• TO DO
Within this material, how many lines have the string "JSON" in them? The answer is a number, with nothing added.

• Source data
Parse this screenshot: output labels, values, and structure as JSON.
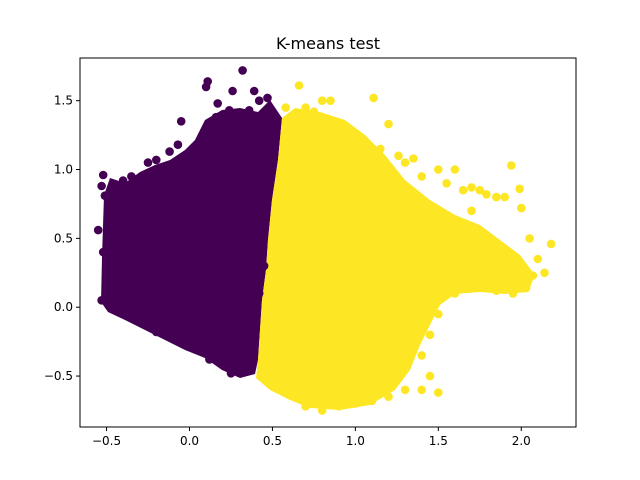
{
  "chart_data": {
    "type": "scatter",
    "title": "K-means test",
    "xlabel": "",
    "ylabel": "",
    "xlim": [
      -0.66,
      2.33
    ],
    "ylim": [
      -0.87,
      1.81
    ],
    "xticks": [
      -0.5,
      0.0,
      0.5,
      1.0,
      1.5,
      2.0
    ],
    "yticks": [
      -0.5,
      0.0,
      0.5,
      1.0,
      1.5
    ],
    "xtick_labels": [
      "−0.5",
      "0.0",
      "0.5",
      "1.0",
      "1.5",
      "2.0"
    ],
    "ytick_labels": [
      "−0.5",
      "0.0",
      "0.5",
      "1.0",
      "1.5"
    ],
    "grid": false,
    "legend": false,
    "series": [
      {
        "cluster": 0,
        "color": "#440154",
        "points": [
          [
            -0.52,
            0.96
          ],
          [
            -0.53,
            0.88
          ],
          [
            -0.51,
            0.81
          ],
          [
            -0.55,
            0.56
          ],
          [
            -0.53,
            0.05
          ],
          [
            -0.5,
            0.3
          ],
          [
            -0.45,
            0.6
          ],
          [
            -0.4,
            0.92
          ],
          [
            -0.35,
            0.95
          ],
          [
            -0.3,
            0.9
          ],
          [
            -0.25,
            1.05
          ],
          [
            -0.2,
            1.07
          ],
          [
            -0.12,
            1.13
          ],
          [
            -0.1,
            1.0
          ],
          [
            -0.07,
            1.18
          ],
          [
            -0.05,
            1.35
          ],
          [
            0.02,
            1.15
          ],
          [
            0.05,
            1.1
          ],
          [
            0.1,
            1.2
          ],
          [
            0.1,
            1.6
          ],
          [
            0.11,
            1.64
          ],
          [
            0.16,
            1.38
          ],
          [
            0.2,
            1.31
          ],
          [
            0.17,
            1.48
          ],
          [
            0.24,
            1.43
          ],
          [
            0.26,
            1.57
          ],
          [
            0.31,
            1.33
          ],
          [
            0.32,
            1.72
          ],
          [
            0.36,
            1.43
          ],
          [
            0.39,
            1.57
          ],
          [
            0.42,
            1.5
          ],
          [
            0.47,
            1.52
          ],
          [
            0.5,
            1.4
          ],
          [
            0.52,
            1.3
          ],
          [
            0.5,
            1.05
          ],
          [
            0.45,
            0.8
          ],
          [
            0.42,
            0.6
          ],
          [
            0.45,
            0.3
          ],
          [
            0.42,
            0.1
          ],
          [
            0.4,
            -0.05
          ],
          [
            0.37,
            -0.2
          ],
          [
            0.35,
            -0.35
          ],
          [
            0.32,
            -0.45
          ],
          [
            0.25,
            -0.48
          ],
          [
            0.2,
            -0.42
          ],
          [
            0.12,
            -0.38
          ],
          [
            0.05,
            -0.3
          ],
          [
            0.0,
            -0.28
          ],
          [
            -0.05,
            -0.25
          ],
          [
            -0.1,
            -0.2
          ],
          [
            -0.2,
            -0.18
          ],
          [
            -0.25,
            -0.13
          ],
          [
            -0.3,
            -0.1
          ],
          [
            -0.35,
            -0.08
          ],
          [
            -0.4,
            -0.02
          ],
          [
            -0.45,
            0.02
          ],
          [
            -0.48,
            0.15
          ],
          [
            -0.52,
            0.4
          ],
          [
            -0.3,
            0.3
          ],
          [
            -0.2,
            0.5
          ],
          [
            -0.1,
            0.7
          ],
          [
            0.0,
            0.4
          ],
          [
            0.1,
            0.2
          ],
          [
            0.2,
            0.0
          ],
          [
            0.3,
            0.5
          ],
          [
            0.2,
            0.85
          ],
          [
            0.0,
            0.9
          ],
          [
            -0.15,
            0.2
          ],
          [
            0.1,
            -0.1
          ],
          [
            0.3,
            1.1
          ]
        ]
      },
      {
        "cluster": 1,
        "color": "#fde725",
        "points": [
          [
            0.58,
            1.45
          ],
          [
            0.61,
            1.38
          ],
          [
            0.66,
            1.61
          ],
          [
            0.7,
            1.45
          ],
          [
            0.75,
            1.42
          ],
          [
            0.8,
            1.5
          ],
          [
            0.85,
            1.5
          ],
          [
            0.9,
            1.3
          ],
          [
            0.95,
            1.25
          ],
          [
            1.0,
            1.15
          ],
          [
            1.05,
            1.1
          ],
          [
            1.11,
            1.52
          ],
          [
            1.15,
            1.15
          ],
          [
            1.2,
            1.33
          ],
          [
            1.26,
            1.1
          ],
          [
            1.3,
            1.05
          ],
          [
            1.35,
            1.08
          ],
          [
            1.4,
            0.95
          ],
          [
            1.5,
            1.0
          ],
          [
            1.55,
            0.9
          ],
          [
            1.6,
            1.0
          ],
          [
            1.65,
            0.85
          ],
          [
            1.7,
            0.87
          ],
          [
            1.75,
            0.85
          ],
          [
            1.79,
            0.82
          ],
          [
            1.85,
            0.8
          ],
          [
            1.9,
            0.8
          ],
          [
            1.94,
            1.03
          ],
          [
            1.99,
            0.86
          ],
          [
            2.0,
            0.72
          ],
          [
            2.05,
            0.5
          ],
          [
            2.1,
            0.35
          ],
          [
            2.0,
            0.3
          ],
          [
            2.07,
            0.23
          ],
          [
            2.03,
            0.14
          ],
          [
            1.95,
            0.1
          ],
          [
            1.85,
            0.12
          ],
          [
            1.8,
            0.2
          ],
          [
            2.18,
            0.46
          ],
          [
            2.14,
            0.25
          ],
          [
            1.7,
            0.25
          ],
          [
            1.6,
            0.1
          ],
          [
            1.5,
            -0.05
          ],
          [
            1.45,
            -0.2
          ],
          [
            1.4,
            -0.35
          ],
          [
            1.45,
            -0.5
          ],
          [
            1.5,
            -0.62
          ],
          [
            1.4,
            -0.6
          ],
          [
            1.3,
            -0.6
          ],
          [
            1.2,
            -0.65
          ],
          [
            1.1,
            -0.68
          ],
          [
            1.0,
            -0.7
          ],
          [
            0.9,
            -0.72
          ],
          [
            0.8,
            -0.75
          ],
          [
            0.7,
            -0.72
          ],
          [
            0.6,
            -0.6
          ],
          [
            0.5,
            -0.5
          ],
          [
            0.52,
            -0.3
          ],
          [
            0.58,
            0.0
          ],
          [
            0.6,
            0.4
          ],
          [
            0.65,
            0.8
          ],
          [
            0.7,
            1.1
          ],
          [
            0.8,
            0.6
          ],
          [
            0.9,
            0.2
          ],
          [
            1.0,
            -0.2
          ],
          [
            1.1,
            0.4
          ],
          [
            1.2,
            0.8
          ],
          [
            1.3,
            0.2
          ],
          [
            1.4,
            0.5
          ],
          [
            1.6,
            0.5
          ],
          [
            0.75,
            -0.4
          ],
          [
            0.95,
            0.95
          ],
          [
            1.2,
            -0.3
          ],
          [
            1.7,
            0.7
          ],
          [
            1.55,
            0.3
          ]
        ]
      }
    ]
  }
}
==
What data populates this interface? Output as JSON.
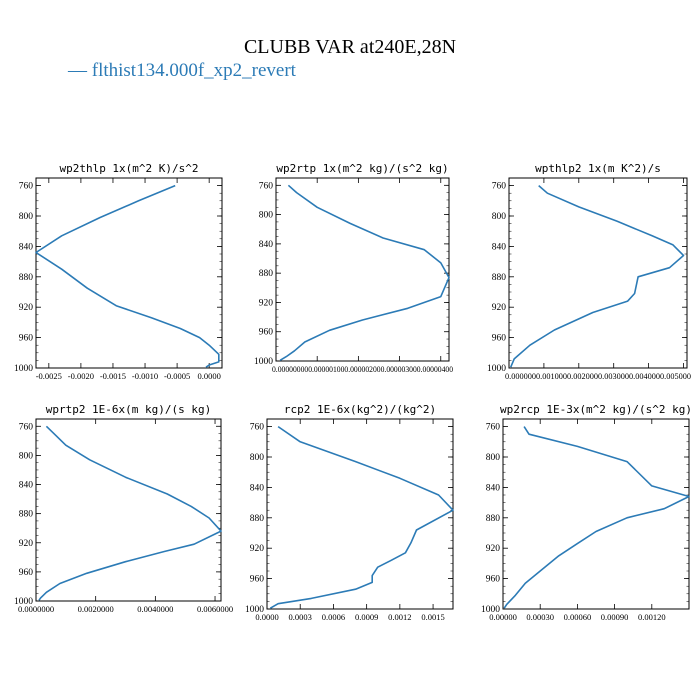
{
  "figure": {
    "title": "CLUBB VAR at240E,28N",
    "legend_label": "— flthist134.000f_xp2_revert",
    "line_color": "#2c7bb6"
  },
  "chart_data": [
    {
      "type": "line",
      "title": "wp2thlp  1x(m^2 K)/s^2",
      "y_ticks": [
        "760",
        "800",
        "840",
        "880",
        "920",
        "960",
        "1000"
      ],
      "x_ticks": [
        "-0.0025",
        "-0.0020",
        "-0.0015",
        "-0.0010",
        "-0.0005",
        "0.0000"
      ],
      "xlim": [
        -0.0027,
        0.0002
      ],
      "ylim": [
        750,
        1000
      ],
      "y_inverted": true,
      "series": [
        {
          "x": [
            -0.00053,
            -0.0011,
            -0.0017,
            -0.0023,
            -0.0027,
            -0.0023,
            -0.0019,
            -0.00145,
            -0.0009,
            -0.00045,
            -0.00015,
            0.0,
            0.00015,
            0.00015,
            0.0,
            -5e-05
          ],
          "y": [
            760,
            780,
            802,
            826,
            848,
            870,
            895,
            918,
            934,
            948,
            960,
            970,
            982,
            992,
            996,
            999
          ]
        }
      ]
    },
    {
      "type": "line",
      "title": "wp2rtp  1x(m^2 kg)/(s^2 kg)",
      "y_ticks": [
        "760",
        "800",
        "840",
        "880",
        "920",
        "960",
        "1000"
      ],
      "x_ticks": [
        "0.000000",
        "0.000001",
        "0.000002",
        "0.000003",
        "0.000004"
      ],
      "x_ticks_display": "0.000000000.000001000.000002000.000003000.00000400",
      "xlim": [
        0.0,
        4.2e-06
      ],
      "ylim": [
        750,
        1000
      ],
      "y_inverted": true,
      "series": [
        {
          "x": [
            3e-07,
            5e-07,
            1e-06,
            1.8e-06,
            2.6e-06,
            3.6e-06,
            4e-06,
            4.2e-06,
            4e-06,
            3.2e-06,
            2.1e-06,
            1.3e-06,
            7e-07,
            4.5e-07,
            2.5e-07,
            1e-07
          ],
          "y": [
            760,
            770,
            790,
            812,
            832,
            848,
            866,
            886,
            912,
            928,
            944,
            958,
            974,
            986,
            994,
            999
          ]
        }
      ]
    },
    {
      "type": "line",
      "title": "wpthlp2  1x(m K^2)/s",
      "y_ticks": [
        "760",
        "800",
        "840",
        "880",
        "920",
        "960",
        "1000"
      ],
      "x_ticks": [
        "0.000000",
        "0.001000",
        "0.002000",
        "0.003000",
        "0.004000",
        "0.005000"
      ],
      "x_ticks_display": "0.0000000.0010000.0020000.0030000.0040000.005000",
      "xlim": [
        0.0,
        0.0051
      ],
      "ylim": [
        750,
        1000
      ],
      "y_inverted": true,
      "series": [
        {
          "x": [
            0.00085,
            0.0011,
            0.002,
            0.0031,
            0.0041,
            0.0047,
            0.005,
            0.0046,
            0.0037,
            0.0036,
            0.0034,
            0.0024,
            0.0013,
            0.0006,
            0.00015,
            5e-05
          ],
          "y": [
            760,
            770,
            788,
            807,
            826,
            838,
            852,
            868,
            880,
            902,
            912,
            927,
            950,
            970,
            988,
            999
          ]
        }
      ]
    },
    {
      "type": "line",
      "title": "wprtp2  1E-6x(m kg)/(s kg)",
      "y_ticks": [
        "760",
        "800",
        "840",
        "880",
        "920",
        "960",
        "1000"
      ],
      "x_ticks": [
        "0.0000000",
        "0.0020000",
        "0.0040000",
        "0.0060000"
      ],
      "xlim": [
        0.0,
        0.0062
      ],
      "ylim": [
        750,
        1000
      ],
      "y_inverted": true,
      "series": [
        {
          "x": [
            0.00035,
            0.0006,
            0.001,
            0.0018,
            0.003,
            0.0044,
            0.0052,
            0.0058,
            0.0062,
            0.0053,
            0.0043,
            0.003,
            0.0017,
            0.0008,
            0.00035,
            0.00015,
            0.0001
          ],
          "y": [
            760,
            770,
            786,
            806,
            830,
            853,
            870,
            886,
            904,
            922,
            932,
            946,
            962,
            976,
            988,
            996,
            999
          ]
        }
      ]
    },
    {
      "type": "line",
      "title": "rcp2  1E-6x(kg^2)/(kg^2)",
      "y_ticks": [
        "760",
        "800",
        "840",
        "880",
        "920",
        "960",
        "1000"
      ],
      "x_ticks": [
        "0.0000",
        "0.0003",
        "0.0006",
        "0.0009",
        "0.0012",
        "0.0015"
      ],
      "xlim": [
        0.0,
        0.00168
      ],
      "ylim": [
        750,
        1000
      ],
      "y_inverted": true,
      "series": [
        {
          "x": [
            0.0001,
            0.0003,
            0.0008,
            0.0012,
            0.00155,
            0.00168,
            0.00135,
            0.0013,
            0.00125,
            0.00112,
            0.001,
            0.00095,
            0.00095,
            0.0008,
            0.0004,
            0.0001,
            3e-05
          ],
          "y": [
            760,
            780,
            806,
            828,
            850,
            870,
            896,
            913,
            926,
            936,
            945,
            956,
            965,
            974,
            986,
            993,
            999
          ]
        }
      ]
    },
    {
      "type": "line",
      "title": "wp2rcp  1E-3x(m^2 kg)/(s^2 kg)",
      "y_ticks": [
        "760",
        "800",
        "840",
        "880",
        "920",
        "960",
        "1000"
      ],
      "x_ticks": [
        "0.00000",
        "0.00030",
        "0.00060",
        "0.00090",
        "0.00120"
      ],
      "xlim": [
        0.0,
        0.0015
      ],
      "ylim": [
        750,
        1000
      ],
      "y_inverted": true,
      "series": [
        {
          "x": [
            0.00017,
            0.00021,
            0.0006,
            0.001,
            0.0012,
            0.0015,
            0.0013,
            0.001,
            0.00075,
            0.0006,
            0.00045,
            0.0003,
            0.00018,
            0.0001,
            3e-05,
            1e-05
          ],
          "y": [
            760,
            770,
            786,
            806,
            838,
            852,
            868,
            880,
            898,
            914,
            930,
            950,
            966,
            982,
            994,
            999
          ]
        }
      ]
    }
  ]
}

• SOLUTION TO THE PROBLEM
2